- **Required task**
Search the material for the string "SARS" and copy each line where it occurs.

── Data supplied

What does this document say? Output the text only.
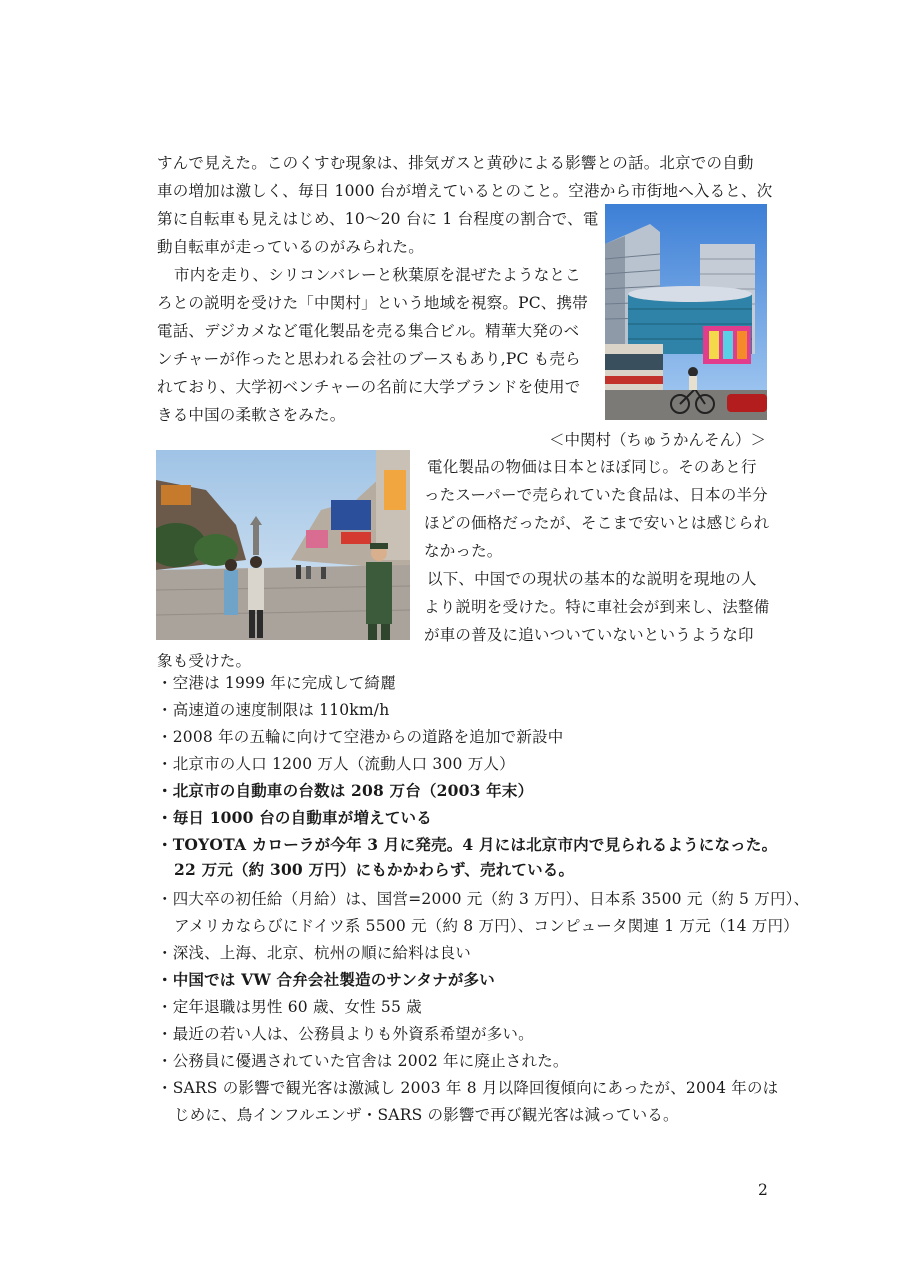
すんで見えた。このくすむ現象は、排気ガスと黄砂による影響との話。北京での自動
車の増加は激しく、毎日 1000 台が増えているとのこと。空港から市街地へ入ると、次
第に自転車も見えはじめ、10～20 台に 1 台程度の割合で、電
動自転車が走っているのがみられた。
市内を走り、シリコンバレーと秋葉原を混ぜたようなとこ
ろとの説明を受けた「中関村」という地域を視察。PC、携帯
電話、デジカメなど電化製品を売る集合ビル。精華大発のベ
ンチャーが作ったと思われる会社のブースもあり,PC も売ら
れており、大学初ベンチャーの名前に大学ブランドを使用で
きる中国の柔軟さをみた。
＜中関村（ちゅうかんそん）＞
電化製品の物価は日本とほぼ同じ。そのあと行
ったスーパーで売られていた食品は、日本の半分
ほどの価格だったが、そこまで安いとは感じられ
なかった。
以下、中国での現状の基本的な説明を現地の人
より説明を受けた。特に車社会が到来し、法整備
が車の普及に追いついていないというような印
象も受けた。
・空港は 1999 年に完成して綺麗
・高速道の速度制限は 110km/h
・2008 年の五輪に向けて空港からの道路を追加で新設中
・北京市の人口 1200 万人（流動人口 300 万人）
・北京市の自動車の台数は 208 万台（2003 年末）
・毎日 1000 台の自動車が増えている
・TOYOTA カローラが今年 3 月に発売。4 月には北京市内で見られるようになった。
22 万元（約 300 万円）にもかかわらず、売れている。
・四大卒の初任給（月給）は、国営=2000 元（約 3 万円）、日本系 3500 元（約 5 万円）、
アメリカならびにドイツ系 5500 元（約 8 万円）、コンピュータ関連 1 万元（14 万円）
・深浅、上海、北京、杭州の順に給料は良い
・中国では VW 合弁会社製造のサンタナが多い
・定年退職は男性 60 歳、女性 55 歳
・最近の若い人は、公務員よりも外資系希望が多い。
・公務員に優遇されていた官舎は 2002 年に廃止された。
・SARS の影響で観光客は激減し 2003 年 8 月以降回復傾向にあったが、2004 年のは
じめに、鳥インフルエンザ・SARS の影響で再び観光客は減っている。
2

────

- **Final result**
・SARS の影響で観光客は激減し 2003 年 8 月以降回復傾向にあったが、2004 年のは
じめに、鳥インフルエンザ・SARS の影響で再び観光客は減っている。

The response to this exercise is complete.